Exercise prompt
Can you copy out the data exactly? Leave the images out.

Given data
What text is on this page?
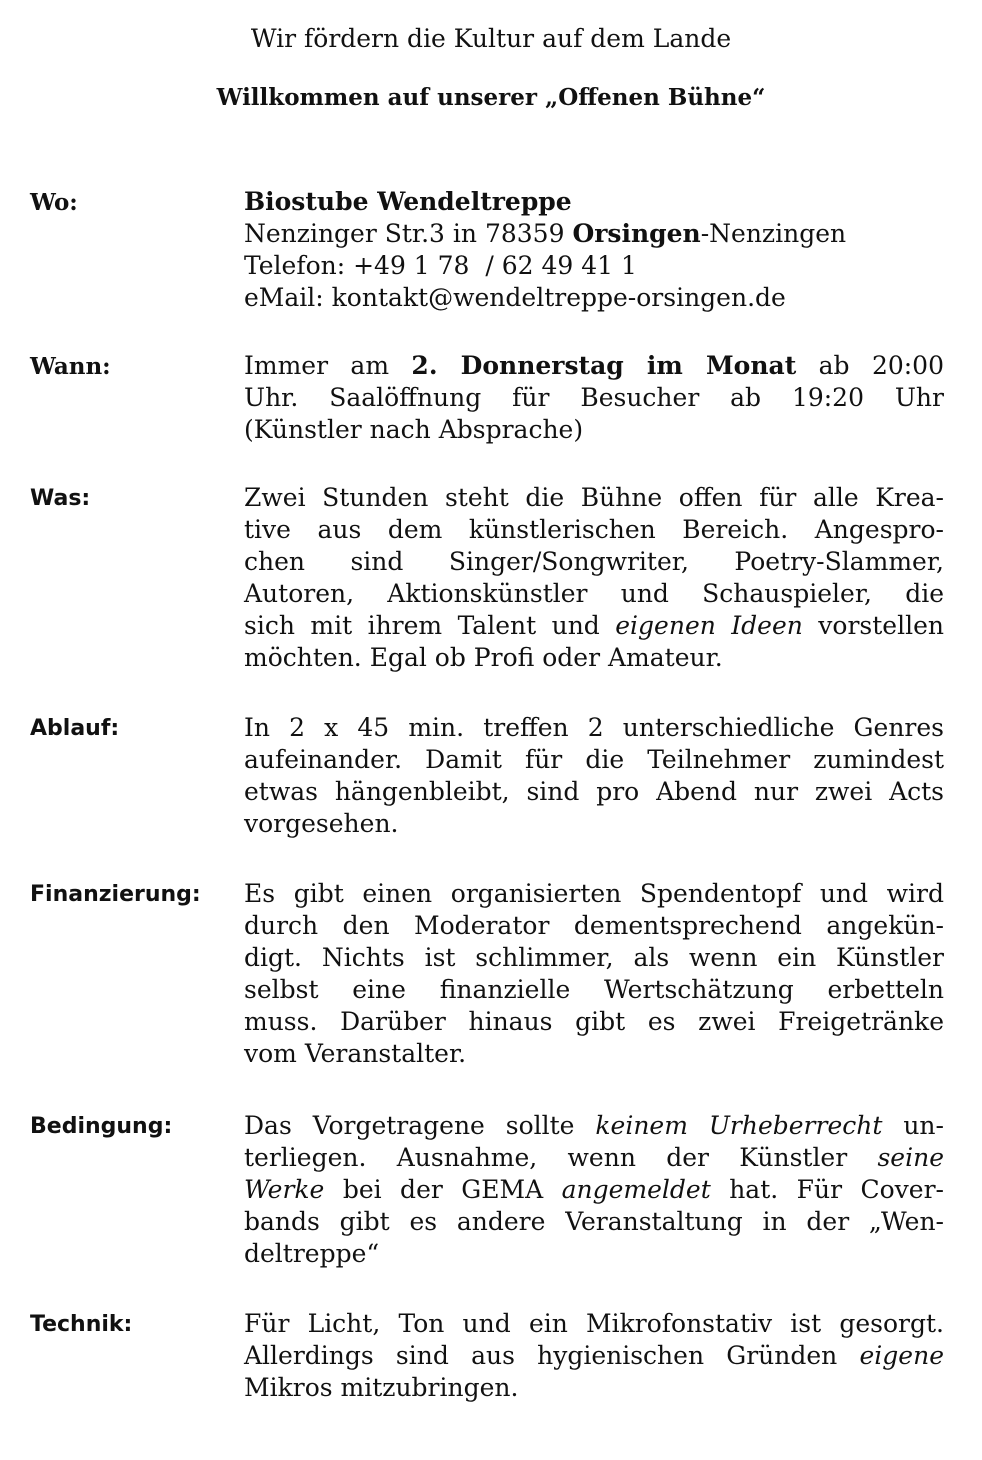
Wir fördern die Kultur auf dem Lande
Willkommen auf unserer „Offenen Bühne“
Wo:	Biostube Wendeltreppe
Nenzinger Str.3 in 78359 Orsingen-Nenzingen
Telefon: +49 1 78  / 62 49 41 1
eMail: kontakt@wendeltreppe-orsingen.de
Wann:	Immer am 2. Donnerstag im Monat ab 20:00
Uhr. Saalöffnung für Besucher ab 19:20 Uhr
(Künstler nach Absprache)
Was:	Zwei Stunden steht die Bühne offen für alle Krea-
tive aus dem künstlerischen Bereich. Angespro-
chen sind Singer/Songwriter, Poetry-Slammer,
Autoren, Aktionskünstler und Schauspieler, die
sich mit ihrem Talent und eigenen Ideen vorstellen
möchten. Egal ob Profi oder Amateur.
Ablauf:	In 2 x 45 min. treffen 2 unterschiedliche Genres
aufeinander. Damit für die Teilnehmer zumindest
etwas hängenbleibt, sind pro Abend nur zwei Acts
vorgesehen.
Finanzierung: Es gibt einen organisierten Spendentopf und wird
durch den Moderator dementsprechend angekün-
digt. Nichts ist schlimmer, als wenn ein Künstler
selbst eine finanzielle Wertschätzung erbetteln
muss. Darüber hinaus gibt es zwei Freigetränke
vom Veranstalter.
Bedingung:	Das Vorgetragene sollte keinem Urheberrecht un-
terliegen. Ausnahme, wenn der Künstler seine
Werke bei der GEMA angemeldet hat. Für Cover-
bands gibt es andere Veranstaltung in der „Wen-
deltreppe“
Technik:	Für Licht, Ton und ein Mikrofonstativ ist gesorgt.
Allerdings sind aus hygienischen Gründen eigene
Mikros mitzubringen.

Written response
What text is on this page?
Wir fördern die Kultur auf dem Lande
Willkommen auf unserer „Offenen Bühne“
Wo:	Biostube Wendeltreppe
Nenzinger Str.3 in 78359 Orsingen-Nenzingen
Telefon: +49 1 78  / 62 49 41 1
eMail: kontakt@wendeltreppe-orsingen.de
Wann:	Immer am 2. Donnerstag im Monat ab 20:00
Uhr. Saalöffnung für Besucher ab 19:20 Uhr
(Künstler nach Absprache)
Was:	Zwei Stunden steht die Bühne offen für alle Krea-
tive aus dem künstlerischen Bereich. Angespro-
chen sind Singer/Songwriter, Poetry-Slammer,
Autoren, Aktionskünstler und Schauspieler, die
sich mit ihrem Talent und eigenen Ideen vorstellen
möchten. Egal ob Profi oder Amateur.
Ablauf:	In 2 x 45 min. treffen 2 unterschiedliche Genres
aufeinander. Damit für die Teilnehmer zumindest
etwas hängenbleibt, sind pro Abend nur zwei Acts
vorgesehen.
Finanzierung: Es gibt einen organisierten Spendentopf und wird
durch den Moderator dementsprechend angekün-
digt. Nichts ist schlimmer, als wenn ein Künstler
selbst eine finanzielle Wertschätzung erbetteln
muss. Darüber hinaus gibt es zwei Freigetränke
vom Veranstalter.
Bedingung:	Das Vorgetragene sollte keinem Urheberrecht un-
terliegen. Ausnahme, wenn der Künstler seine
Werke bei der GEMA angemeldet hat. Für Cover-
bands gibt es andere Veranstaltung in der „Wen-
deltreppe“
Technik:	Für Licht, Ton und ein Mikrofonstativ ist gesorgt.
Allerdings sind aus hygienischen Gründen eigene
Mikros mitzubringen.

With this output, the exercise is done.